* Problem to work on *
Copy every line of the material below word for word.
^^^^^^^^
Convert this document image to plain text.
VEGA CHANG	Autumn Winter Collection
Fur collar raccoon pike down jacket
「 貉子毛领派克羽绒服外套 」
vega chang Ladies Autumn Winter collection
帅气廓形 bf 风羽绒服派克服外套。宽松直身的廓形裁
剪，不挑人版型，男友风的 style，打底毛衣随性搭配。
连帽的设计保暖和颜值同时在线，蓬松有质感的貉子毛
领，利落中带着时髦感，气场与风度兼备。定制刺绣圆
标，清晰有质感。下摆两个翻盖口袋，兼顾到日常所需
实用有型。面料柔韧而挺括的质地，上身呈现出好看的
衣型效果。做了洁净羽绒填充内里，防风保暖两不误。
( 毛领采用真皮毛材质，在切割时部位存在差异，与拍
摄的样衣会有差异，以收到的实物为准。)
^^^^^^^^
* Solution to this task *
Convert this document image to plain text.
VEGA CHANG	Autumn Winter Collection
Fur collar raccoon pike down jacket
「 貉子毛领派克羽绒服外套 」
vega chang Ladies Autumn Winter collection
帅气廓形 bf 风羽绒服派克服外套。宽松直身的廓形裁
剪，不挑人版型，男友风的 style，打底毛衣随性搭配。
连帽的设计保暖和颜值同时在线，蓬松有质感的貉子毛
领，利落中带着时髦感，气场与风度兼备。定制刺绣圆
标，清晰有质感。下摆两个翻盖口袋，兼顾到日常所需
实用有型。面料柔韧而挺括的质地，上身呈现出好看的
衣型效果。做了洁净羽绒填充内里，防风保暖两不误。
( 毛领采用真皮毛材质，在切割时部位存在差异，与拍
摄的样衣会有差异，以收到的实物为准。)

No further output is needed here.